Instructions to follow:
Transcribe all the records with complete accuracy.

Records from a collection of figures
— START —

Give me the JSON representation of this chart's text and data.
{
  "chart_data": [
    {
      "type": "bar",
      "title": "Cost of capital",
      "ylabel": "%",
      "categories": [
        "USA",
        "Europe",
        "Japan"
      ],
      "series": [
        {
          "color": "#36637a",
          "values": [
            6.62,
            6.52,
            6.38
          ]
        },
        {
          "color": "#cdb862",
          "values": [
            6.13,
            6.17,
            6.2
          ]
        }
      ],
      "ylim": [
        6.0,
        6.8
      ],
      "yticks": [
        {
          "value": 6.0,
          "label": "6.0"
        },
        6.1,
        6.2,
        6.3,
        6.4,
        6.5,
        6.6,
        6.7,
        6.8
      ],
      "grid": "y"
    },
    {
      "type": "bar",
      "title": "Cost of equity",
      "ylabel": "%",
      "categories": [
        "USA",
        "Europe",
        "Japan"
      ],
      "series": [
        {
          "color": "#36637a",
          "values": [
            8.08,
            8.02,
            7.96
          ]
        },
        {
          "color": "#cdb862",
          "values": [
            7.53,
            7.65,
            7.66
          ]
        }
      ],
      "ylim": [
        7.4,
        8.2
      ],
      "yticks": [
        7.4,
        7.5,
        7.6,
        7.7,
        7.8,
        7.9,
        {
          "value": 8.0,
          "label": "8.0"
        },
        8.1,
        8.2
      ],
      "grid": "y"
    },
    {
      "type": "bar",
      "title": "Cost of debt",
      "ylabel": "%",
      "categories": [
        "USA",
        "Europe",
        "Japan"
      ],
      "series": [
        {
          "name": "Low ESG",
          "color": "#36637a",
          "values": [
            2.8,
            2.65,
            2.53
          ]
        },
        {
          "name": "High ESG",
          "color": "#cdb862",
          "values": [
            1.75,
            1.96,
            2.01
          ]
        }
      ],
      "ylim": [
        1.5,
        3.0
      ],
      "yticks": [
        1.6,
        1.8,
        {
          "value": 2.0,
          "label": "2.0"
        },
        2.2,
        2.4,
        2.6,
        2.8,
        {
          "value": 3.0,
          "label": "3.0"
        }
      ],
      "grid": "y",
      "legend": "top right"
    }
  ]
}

— END —

Finished task:
Give me the JSON representation of this chart's text and data.
{
  "chart_data": [
    {
      "type": "bar",
      "title": "Cost of capital",
      "ylabel": "%",
      "categories": [
        "USA",
        "Europe",
        "Japan"
      ],
      "series": [
        {
          "color": "#36637a",
          "values": [
            6.62,
            6.52,
            6.38
          ]
        },
        {
          "color": "#cdb862",
          "values": [
            6.13,
            6.17,
            6.2
          ]
        }
      ],
      "ylim": [
        6.0,
        6.8
      ],
      "yticks": [
        {
          "value": 6.0,
          "label": "6.0"
        },
        6.1,
        6.2,
        6.3,
        6.4,
        6.5,
        6.6,
        6.7,
        6.8
      ],
      "grid": "y"
    },
    {
      "type": "bar",
      "title": "Cost of equity",
      "ylabel": "%",
      "categories": [
        "USA",
        "Europe",
        "Japan"
      ],
      "series": [
        {
          "color": "#36637a",
          "values": [
            8.08,
            8.02,
            7.96
          ]
        },
        {
          "color": "#cdb862",
          "values": [
            7.53,
            7.65,
            7.66
          ]
        }
      ],
      "ylim": [
        7.4,
        8.2
      ],
      "yticks": [
        7.4,
        7.5,
        7.6,
        7.7,
        7.8,
        7.9,
        {
          "value": 8.0,
          "label": "8.0"
        },
        8.1,
        8.2
      ],
      "grid": "y"
    },
    {
      "type": "bar",
      "title": "Cost of debt",
      "ylabel": "%",
      "categories": [
        "USA",
        "Europe",
        "Japan"
      ],
      "series": [
        {
          "name": "Low ESG",
          "color": "#36637a",
          "values": [
            2.8,
            2.65,
            2.53
          ]
        },
        {
          "name": "High ESG",
          "color": "#cdb862",
          "values": [
            1.75,
            1.96,
            2.01
          ]
        }
      ],
      "ylim": [
        1.5,
        3.0
      ],
      "yticks": [
        1.6,
        1.8,
        {
          "value": 2.0,
          "label": "2.0"
        },
        2.2,
        2.4,
        2.6,
        2.8,
        {
          "value": 3.0,
          "label": "3.0"
        }
      ],
      "grid": "y",
      "legend": "top right"
    }
  ]
}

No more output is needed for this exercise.